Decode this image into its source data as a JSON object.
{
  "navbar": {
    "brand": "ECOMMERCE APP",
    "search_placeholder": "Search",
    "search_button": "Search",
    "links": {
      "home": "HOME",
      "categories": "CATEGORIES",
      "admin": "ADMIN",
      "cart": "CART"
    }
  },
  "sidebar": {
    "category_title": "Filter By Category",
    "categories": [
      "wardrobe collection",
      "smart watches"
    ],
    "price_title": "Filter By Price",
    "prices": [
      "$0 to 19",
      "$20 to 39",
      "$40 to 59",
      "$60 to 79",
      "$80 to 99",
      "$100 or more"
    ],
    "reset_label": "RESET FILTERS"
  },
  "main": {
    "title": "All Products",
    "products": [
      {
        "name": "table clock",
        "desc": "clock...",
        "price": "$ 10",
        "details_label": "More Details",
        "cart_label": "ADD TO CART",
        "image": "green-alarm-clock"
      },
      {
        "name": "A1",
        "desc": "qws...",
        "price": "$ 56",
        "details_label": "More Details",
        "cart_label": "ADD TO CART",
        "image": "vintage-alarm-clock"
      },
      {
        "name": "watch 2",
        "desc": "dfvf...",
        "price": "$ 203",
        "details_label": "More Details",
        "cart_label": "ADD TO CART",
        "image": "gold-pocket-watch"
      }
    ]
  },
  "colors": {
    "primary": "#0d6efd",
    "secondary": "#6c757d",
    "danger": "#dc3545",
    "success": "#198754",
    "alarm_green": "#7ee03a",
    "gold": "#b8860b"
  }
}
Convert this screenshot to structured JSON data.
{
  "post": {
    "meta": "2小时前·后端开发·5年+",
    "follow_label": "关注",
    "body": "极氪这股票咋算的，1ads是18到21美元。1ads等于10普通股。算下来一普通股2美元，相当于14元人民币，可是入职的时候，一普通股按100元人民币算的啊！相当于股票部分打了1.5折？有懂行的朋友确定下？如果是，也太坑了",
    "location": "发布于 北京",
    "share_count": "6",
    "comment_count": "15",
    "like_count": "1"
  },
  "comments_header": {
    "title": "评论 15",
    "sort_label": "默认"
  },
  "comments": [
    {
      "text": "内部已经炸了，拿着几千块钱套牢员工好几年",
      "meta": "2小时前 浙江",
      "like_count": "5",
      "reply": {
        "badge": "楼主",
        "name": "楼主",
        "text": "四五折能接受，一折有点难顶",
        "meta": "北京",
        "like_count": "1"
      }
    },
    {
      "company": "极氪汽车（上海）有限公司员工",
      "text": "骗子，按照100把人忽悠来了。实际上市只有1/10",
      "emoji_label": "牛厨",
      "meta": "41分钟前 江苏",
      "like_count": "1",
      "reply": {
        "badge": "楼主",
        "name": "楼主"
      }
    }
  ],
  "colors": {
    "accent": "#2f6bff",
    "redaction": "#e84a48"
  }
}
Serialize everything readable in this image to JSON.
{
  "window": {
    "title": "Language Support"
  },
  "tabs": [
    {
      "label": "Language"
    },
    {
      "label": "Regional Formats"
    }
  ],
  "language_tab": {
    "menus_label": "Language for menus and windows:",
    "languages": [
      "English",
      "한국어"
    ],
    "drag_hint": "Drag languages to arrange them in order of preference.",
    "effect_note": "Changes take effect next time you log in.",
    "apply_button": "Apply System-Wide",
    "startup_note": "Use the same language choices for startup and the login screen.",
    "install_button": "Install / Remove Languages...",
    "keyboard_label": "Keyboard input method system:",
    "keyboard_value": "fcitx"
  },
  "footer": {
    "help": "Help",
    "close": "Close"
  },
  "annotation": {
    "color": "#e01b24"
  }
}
***
# EXERCISE DETAILS:
Extract every line that has the string "meta" in it.

# RIGHT ANSWER:
    "meta": "2小时前·后端开发·5年+",
      "meta": "2小时前 浙江",
        "meta": "北京",
      "meta": "41分钟前 江苏",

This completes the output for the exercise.